● **INSTRUCTION**:
Reproduce verbatim everything from the line containing "utility-icon <box>70 423 81 434</box>" down to the line containing "sidebar-item-label: Loaders <box>87", including both of those lines.

● **Listings of boxed layout items**:

---*---

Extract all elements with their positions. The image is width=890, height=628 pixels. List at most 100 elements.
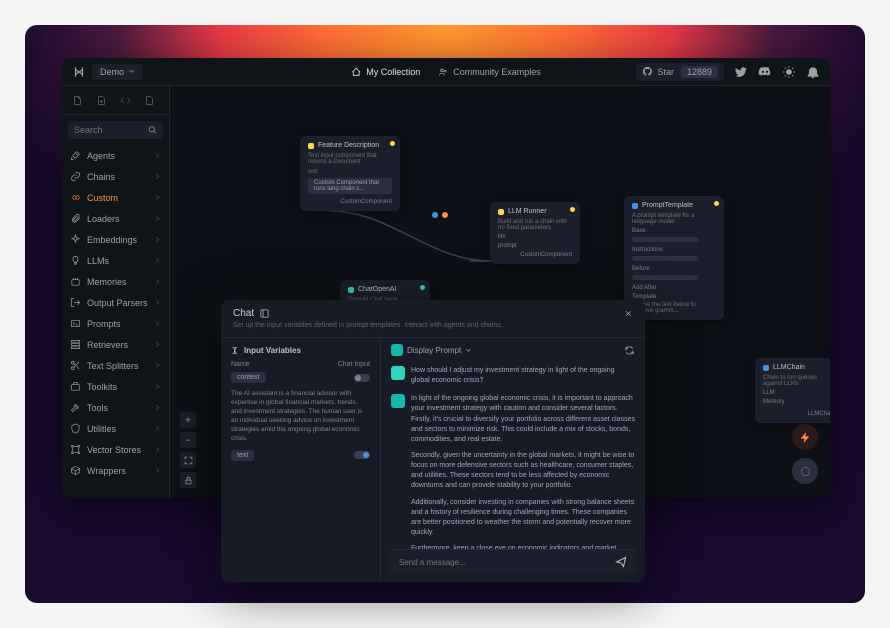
utility-icon <box>70 423 81 434</box>
paperclip-icon <box>70 213 81 224</box>
fit-view-button[interactable] <box>180 452 196 468</box>
chevron-right-icon <box>154 194 161 201</box>
chevron-right-icon <box>154 425 161 432</box>
scissors-icon <box>70 360 81 371</box>
user-message: How should I adjust my investment strate… <box>411 366 635 386</box>
app-logo-icon <box>72 65 86 79</box>
sidebar-item-llms[interactable]: LLMs <box>62 250 169 271</box>
chevron-down-icon <box>465 347 472 354</box>
nav-community-examples[interactable]: Community Examples <box>438 67 541 77</box>
chevron-right-icon <box>154 278 161 285</box>
sidebar-item-label: Chains <box>87 172 115 182</box>
fab-secondary[interactable] <box>792 458 818 484</box>
discord-icon[interactable] <box>758 65 772 79</box>
zoom-out-button[interactable]: − <box>180 432 196 448</box>
sidebar-item-label: Loaders <box>87 214 120 224</box>
expand-icon[interactable] <box>259 308 270 319</box>
sidebar-item-embeddings[interactable]: Embeddings <box>62 229 169 250</box>
prompt-avatar <box>391 344 403 356</box>
sidebar-item-label: Toolkits <box>87 382 117 392</box>
sparkle-icon <box>70 234 81 245</box>
output-icon <box>70 297 81 308</box>
bell-icon[interactable] <box>806 65 820 79</box>
composer-input[interactable] <box>399 558 609 567</box>
theme-toggle-icon[interactable] <box>782 65 796 79</box>
chevron-right-icon <box>154 215 161 222</box>
sidebar-item-tools[interactable]: Tools <box>62 397 169 418</box>
chevron-right-icon <box>154 446 161 453</box>
sidebar-item-loaders[interactable]: Loaders <box>62 208 169 229</box>
rocket-icon <box>70 150 81 161</box>
node-feature-description[interactable]: Feature Description Text input component… <box>300 136 400 211</box>
sidebar: Agents Chains Custom Loaders Embeddings LLMs M… <box>62 86 170 498</box>
chat-panel: Chat Set up the input variables defined … <box>221 300 645 582</box>
display-prompt-dropdown[interactable]: Display Prompt <box>407 346 461 355</box>
sidebar-item-vector-stores[interactable]: Vector Stores <box>62 439 169 460</box>
chat-subtitle: Set up the input variables defined in pr… <box>233 322 633 329</box>
search-input[interactable] <box>74 125 148 135</box>
sidebar-item-label: Memories <box>87 277 127 287</box>
node-llm-chain[interactable]: LLMChain Chain to run queries against LL… <box>755 358 830 423</box>
nav-my-collection[interactable]: My Collection <box>351 67 420 77</box>
variable-icon <box>231 346 240 355</box>
lock-button[interactable] <box>180 472 196 488</box>
chevron-right-icon <box>154 362 161 369</box>
sidebar-item-label: LLMs <box>87 256 109 266</box>
star-count: 12889 <box>681 66 718 78</box>
github-icon <box>642 66 653 77</box>
send-icon[interactable] <box>615 556 627 568</box>
home-icon <box>351 67 361 77</box>
sidebar-item-label: Embeddings <box>87 235 137 245</box>
users-icon <box>438 67 448 77</box>
prompt-icon <box>70 318 81 329</box>
close-icon[interactable] <box>624 309 633 318</box>
search-icon <box>148 125 157 135</box>
sidebar-item-agents[interactable]: Agents <box>62 145 169 166</box>
sidebar-item-label: Custom <box>87 193 118 203</box>
project-name: Demo <box>100 67 124 77</box>
fab-lightning[interactable] <box>792 424 818 450</box>
toolkit-icon <box>70 381 81 392</box>
chevron-right-icon <box>154 236 161 243</box>
chevron-right-icon <box>154 383 161 390</box>
sidebar-item-utilities[interactable]: Utilities <box>62 418 169 439</box>
sidebar-item-custom[interactable]: Custom <box>62 187 169 208</box>
toggle-text[interactable] <box>354 451 370 459</box>
refresh-icon[interactable] <box>624 345 635 356</box>
bot-avatar <box>391 394 405 408</box>
sidebar-list: Agents Chains Custom Loaders Embeddings LLMs M… <box>62 145 169 498</box>
chevron-down-icon <box>128 68 135 75</box>
memory-icon <box>70 276 81 287</box>
tab-file-add-icon[interactable] <box>92 91 110 109</box>
toggle-context[interactable] <box>354 374 370 382</box>
chevron-right-icon <box>154 467 161 474</box>
sidebar-item-label: Vector Stores <box>87 445 141 455</box>
var-context: context <box>231 372 266 383</box>
github-star-button[interactable]: Star 12889 <box>636 63 724 81</box>
chevron-right-icon <box>154 341 161 348</box>
sidebar-item-label: Utilities <box>87 424 116 434</box>
sidebar-item-prompts[interactable]: Prompts <box>62 313 169 334</box>
sidebar-item-retrievers[interactable]: Retrievers <box>62 334 169 355</box>
tab-file-new-icon[interactable] <box>68 91 86 109</box>
sidebar-item-text-splitters[interactable]: Text Splitters <box>62 355 169 376</box>
link-icon <box>70 171 81 182</box>
zoom-in-button[interactable]: + <box>180 412 196 428</box>
chevron-right-icon <box>154 152 161 159</box>
sidebar-item-toolkits[interactable]: Toolkits <box>62 376 169 397</box>
sidebar-item-label: Output Parsers <box>87 298 148 308</box>
sidebar-item-label: Agents <box>87 151 115 161</box>
sidebar-item-chains[interactable]: Chains <box>62 166 169 187</box>
project-dropdown[interactable]: Demo <box>92 64 143 80</box>
node-llm-runner[interactable]: LLM Runner Build and run a chain with no… <box>490 202 580 264</box>
sidebar-item-memories[interactable]: Memories <box>62 271 169 292</box>
tab-code-icon[interactable] <box>116 91 134 109</box>
wrench-icon <box>70 402 81 413</box>
chevron-right-icon <box>154 404 161 411</box>
vector-icon <box>70 444 81 455</box>
twitter-icon[interactable] <box>734 65 748 79</box>
tab-file-blank-icon[interactable] <box>140 91 158 109</box>
sidebar-item-output-parsers[interactable]: Output Parsers <box>62 292 169 313</box>
chevron-right-icon <box>154 320 161 327</box>
sidebar-item-wrappers[interactable]: Wrappers <box>62 460 169 481</box>
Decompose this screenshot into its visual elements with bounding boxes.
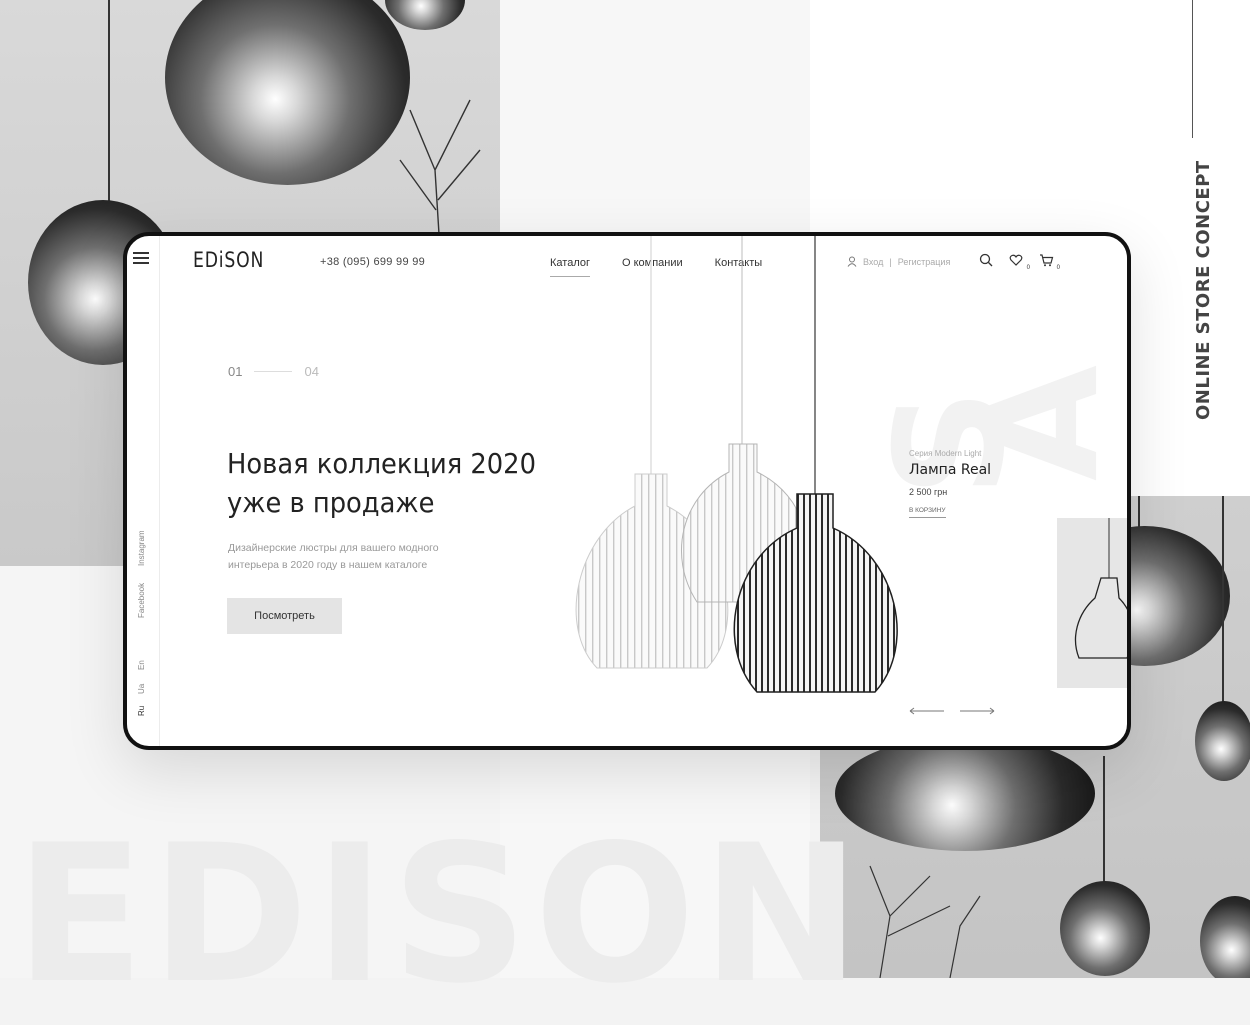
- chrome-sphere-lamp: [385, 0, 465, 30]
- lang-ua[interactable]: Ua: [137, 684, 146, 694]
- wishlist-count: 0: [1026, 265, 1030, 271]
- hero-title: Новая коллекция 2020 уже в продаже: [227, 444, 540, 522]
- chrome-sphere-lamp: [165, 0, 410, 185]
- chrome-sphere-lamp: [1195, 701, 1250, 781]
- slider-arrows: [909, 706, 995, 716]
- add-to-cart-link[interactable]: В корзину: [909, 507, 946, 518]
- hero-subtitle: Дизайнерские люстры для вашего модного и…: [228, 540, 488, 574]
- phone-number[interactable]: +38 (095) 699 99 99: [320, 256, 425, 268]
- branches-decoration: [869, 865, 981, 978]
- website-mockup: S A Instagram Facebook En Ua Ru EDiSON +…: [123, 232, 1131, 750]
- cart-icon[interactable]: 0: [1039, 253, 1060, 271]
- branches-decoration: [399, 99, 481, 250]
- pendant-lamps-image: [575, 236, 898, 693]
- chrome-sphere-lamp: [1200, 896, 1250, 978]
- sidebar: Instagram Facebook En Ua Ru: [127, 236, 160, 746]
- slide-counter: 01 04: [228, 364, 319, 379]
- chrome-sphere-lamp: [835, 736, 1095, 851]
- caption-divider: [1192, 0, 1193, 138]
- hero-title-line1: Новая коллекция 2020: [227, 447, 536, 480]
- menu-icon[interactable]: [133, 252, 149, 264]
- lamp-cord: [108, 0, 110, 230]
- hero-subtitle-line1: Дизайнерские люстры для вашего модного: [228, 542, 439, 554]
- wishlist-icon[interactable]: 0: [1009, 253, 1030, 271]
- slide-current: 01: [228, 364, 243, 379]
- arrow-left-icon[interactable]: [909, 706, 945, 716]
- chrome-sphere-lamp: [1060, 881, 1150, 976]
- next-slide-preview[interactable]: [1057, 518, 1127, 688]
- site-logo[interactable]: EDiSON: [193, 248, 264, 272]
- lamp-cord: [1222, 496, 1224, 716]
- lang-ru[interactable]: Ru: [137, 706, 146, 716]
- product-name[interactable]: Лампа Real: [909, 462, 991, 478]
- slide-progress-line: [254, 371, 293, 372]
- product-series: Серия Modern Light: [909, 449, 982, 458]
- product-price: 2 500 грн: [909, 487, 948, 497]
- slide-total: 04: [304, 364, 319, 379]
- side-caption: ONLINE STORE CONCEPT: [1193, 160, 1214, 420]
- header-icons: 0 0: [979, 253, 1060, 271]
- search-icon[interactable]: [979, 253, 995, 269]
- backdrop-watermark: EDISON: [15, 804, 867, 1025]
- hero-subtitle-line2: интерьера в 2020 году в нашем каталоге: [228, 559, 428, 571]
- arrow-right-icon[interactable]: [959, 706, 995, 716]
- lang-en[interactable]: En: [137, 660, 146, 670]
- facebook-link[interactable]: Facebook: [137, 583, 146, 618]
- lamp-cord: [1103, 756, 1105, 886]
- cart-count: 0: [1056, 265, 1060, 271]
- instagram-link[interactable]: Instagram: [137, 530, 146, 566]
- view-button[interactable]: Посмотреть: [227, 598, 342, 634]
- hero-title-line2: уже в продаже: [227, 486, 435, 519]
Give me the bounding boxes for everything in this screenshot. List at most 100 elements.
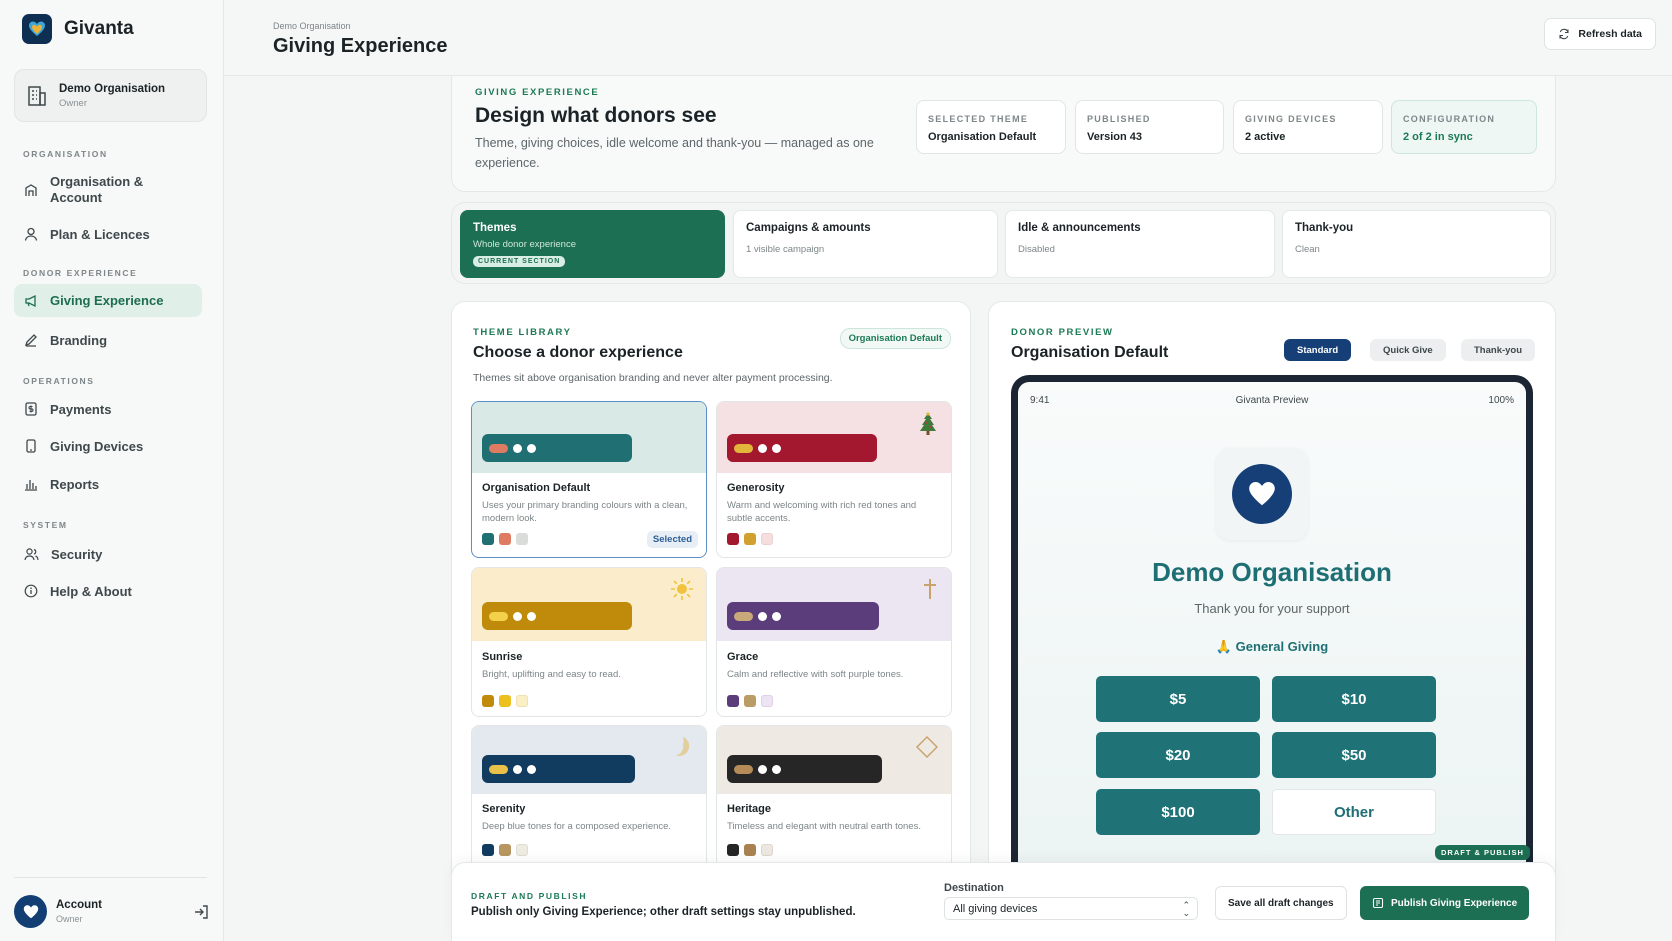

---*---

● **FINAL RESULT**:
utility-icon <box>70 423 81 434</box>
paperclip-icon <box>70 213 81 224</box>
fit-view-button[interactable] <box>180 452 196 468</box>
chevron-right-icon <box>154 194 161 201</box>
chevron-right-icon <box>154 425 161 432</box>
scissors-icon <box>70 360 81 371</box>
user-message: How should I adjust my investment strate… <box>411 366 635 386</box>
app-logo-icon <box>72 65 86 79</box>
sidebar-item-llms[interactable]: LLMs <box>62 250 169 271</box>
chevron-down-icon <box>465 347 472 354</box>
nav-community-examples[interactable]: Community Examples <box>438 67 541 77</box>
chevron-right-icon <box>154 278 161 285</box>
sidebar-item-label: Chains <box>87 172 115 182</box>
fab-secondary[interactable] <box>792 458 818 484</box>
discord-icon[interactable] <box>758 65 772 79</box>
zoom-out-button[interactable]: − <box>180 432 196 448</box>
sidebar-item-label: Loaders <box>87 214 120 224</box>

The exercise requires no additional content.